▶ **WHAT IS ASKED**: Gather the lines below that include the string "original", copying each in full.

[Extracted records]

• • • •

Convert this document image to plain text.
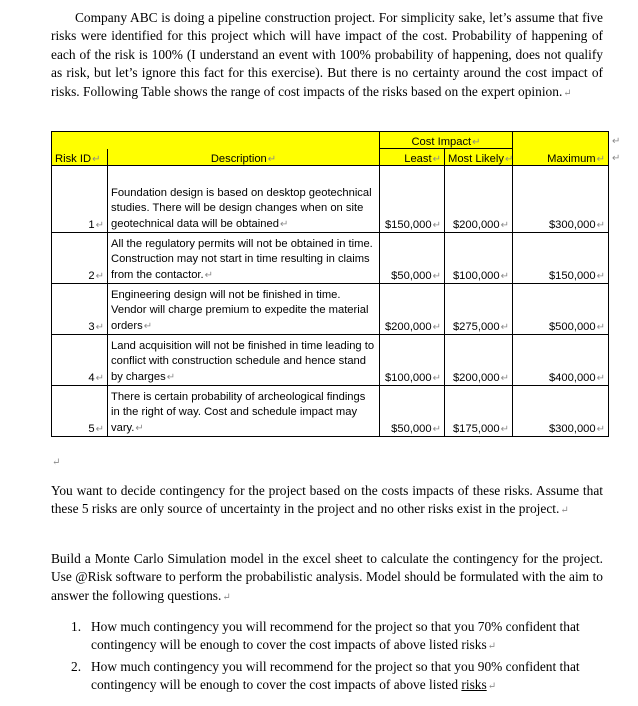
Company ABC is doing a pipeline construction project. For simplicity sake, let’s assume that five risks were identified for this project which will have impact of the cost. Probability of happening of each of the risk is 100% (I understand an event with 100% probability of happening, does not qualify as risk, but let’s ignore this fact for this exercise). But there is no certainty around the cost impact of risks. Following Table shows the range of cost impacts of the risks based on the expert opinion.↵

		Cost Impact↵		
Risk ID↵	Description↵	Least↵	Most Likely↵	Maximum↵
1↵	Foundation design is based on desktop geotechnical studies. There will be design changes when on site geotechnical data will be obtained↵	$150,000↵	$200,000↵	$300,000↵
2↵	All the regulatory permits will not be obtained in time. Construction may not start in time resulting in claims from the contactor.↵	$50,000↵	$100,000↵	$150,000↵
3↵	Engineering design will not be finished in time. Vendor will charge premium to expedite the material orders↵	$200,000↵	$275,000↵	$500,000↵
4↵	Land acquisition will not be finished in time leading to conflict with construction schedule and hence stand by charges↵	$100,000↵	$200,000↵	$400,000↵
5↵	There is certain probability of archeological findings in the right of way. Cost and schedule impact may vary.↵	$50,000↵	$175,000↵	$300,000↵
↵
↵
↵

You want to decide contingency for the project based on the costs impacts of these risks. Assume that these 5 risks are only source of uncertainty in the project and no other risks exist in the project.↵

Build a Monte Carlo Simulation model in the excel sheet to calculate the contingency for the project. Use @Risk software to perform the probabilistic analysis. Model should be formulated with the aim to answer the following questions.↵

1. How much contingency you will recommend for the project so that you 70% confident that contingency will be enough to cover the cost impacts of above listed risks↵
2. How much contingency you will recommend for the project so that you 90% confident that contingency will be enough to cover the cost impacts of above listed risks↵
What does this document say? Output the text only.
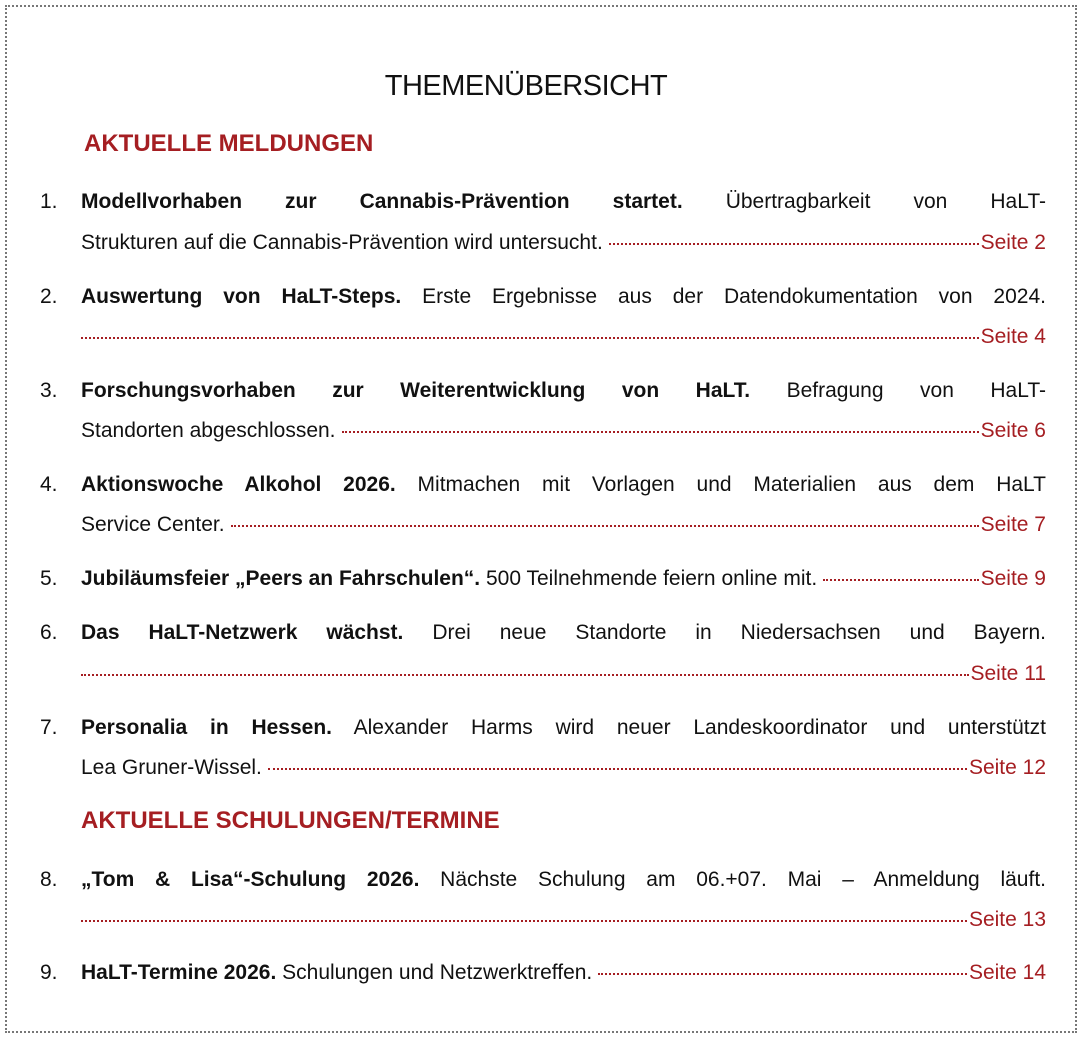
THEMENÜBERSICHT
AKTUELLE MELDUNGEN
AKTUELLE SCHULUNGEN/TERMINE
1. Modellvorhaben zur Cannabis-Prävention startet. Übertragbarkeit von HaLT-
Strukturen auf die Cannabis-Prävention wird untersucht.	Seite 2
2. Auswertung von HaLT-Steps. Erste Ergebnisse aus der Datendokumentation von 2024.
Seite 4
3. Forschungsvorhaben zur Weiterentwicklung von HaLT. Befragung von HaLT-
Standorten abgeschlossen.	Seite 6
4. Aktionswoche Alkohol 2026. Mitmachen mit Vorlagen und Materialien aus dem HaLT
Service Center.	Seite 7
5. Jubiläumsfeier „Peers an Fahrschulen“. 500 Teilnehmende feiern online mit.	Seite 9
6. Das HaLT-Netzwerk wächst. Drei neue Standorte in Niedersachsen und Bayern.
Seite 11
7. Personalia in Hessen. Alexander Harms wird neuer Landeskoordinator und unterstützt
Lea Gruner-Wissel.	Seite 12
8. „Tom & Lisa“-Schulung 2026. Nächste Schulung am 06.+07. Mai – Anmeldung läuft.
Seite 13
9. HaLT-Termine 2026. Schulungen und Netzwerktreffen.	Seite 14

• • • •

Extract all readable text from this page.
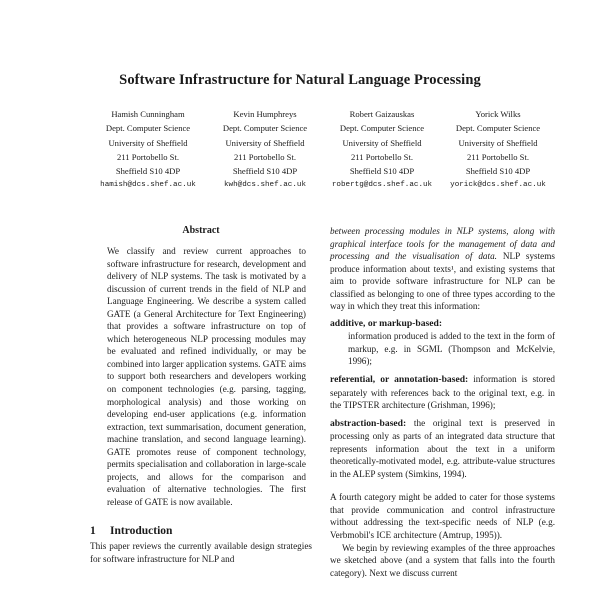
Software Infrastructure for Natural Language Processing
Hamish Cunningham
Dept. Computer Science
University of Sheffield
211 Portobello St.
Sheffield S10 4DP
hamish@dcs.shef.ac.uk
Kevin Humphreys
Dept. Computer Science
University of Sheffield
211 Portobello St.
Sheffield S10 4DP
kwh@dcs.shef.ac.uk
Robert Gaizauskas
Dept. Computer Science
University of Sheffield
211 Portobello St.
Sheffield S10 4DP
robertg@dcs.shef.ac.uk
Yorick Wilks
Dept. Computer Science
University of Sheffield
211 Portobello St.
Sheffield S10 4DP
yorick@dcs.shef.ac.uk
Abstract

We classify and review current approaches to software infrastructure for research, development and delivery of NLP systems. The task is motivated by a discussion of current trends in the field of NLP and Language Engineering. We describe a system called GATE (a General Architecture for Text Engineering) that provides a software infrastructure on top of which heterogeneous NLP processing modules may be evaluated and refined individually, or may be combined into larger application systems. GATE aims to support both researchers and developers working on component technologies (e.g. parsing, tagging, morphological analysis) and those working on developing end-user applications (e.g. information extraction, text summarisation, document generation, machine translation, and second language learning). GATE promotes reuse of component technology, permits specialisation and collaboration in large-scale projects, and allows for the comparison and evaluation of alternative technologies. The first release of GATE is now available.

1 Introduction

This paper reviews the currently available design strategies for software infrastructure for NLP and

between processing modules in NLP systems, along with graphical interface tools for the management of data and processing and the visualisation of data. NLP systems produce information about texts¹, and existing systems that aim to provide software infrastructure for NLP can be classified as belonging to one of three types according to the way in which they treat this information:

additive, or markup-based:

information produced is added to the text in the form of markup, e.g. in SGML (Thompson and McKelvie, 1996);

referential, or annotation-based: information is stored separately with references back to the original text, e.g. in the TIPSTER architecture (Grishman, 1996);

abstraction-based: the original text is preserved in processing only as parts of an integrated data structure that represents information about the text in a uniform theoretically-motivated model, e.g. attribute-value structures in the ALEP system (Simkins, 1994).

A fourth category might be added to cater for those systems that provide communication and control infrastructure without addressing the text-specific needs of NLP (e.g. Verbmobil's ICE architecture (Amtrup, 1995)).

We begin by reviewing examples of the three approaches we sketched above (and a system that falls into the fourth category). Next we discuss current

• • • •

▶ **WRITTEN SOLUTION**:
referential, or annotation-based: information is stored separately with references back to the original text, e.g. in the TIPSTER architecture (Grishman, 1996);
abstraction-based: the original text is preserved in processing only as parts of an integrated data structure that represents information about the text in a uniform theoretically-motivated model, e.g. attribute-value structures in the ALEP system (Simkins, 1994).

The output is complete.